======== Source data

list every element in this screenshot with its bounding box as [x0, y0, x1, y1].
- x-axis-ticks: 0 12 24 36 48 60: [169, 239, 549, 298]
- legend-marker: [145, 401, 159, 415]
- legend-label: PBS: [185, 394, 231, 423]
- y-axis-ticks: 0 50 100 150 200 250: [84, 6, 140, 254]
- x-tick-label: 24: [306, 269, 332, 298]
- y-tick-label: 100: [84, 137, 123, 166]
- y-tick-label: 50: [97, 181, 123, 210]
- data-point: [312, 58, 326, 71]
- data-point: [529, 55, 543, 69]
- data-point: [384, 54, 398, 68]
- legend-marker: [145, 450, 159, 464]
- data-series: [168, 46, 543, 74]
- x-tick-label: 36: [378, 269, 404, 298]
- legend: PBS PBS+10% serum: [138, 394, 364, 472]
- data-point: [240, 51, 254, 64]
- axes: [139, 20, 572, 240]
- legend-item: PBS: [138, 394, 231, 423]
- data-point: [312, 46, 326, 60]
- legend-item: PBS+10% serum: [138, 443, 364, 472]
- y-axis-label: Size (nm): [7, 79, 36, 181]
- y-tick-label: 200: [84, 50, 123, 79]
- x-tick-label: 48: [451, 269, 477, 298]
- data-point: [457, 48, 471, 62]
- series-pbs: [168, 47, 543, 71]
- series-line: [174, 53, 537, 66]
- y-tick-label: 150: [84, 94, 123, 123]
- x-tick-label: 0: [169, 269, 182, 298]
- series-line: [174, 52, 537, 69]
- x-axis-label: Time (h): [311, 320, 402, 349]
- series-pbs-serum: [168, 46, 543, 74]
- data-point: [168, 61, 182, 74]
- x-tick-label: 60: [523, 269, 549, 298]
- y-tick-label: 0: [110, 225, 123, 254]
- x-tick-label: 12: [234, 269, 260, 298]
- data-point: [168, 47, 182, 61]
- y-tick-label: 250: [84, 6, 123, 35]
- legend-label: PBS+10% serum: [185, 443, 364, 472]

================

### [What to work on]
Set down every line of the records above again, character for character, from the first line to the last.

### [Worked solution]
list every element in this screenshot with its bounding box as [x0, y0, x1, y1].
- x-axis-ticks: 0 12 24 36 48 60: [169, 239, 549, 298]
- legend-marker: [145, 401, 159, 415]
- legend-label: PBS: [185, 394, 231, 423]
- y-axis-ticks: 0 50 100 150 200 250: [84, 6, 140, 254]
- x-tick-label: 24: [306, 269, 332, 298]
- y-tick-label: 100: [84, 137, 123, 166]
- y-tick-label: 50: [97, 181, 123, 210]
- data-point: [312, 58, 326, 71]
- data-point: [529, 55, 543, 69]
- data-point: [384, 54, 398, 68]
- legend-marker: [145, 450, 159, 464]
- data-series: [168, 46, 543, 74]
- x-tick-label: 36: [378, 269, 404, 298]
- legend: PBS PBS+10% serum: [138, 394, 364, 472]
- data-point: [240, 51, 254, 64]
- axes: [139, 20, 572, 240]
- legend-item: PBS: [138, 394, 231, 423]
- data-point: [312, 46, 326, 60]
- legend-item: PBS+10% serum: [138, 443, 364, 472]
- y-axis-label: Size (nm): [7, 79, 36, 181]
- y-tick-label: 200: [84, 50, 123, 79]
- x-tick-label: 48: [451, 269, 477, 298]
- data-point: [457, 48, 471, 62]
- series-pbs: [168, 47, 543, 71]
- series-line: [174, 53, 537, 66]
- y-tick-label: 150: [84, 94, 123, 123]
- x-tick-label: 0: [169, 269, 182, 298]
- series-line: [174, 52, 537, 69]
- x-axis-label: Time (h): [311, 320, 402, 349]
- series-pbs-serum: [168, 46, 543, 74]
- data-point: [168, 61, 182, 74]
- x-tick-label: 60: [523, 269, 549, 298]
- y-tick-label: 0: [110, 225, 123, 254]
- x-tick-label: 12: [234, 269, 260, 298]
- data-point: [168, 47, 182, 61]
- y-tick-label: 250: [84, 6, 123, 35]
- legend-label: PBS+10% serum: [185, 443, 364, 472]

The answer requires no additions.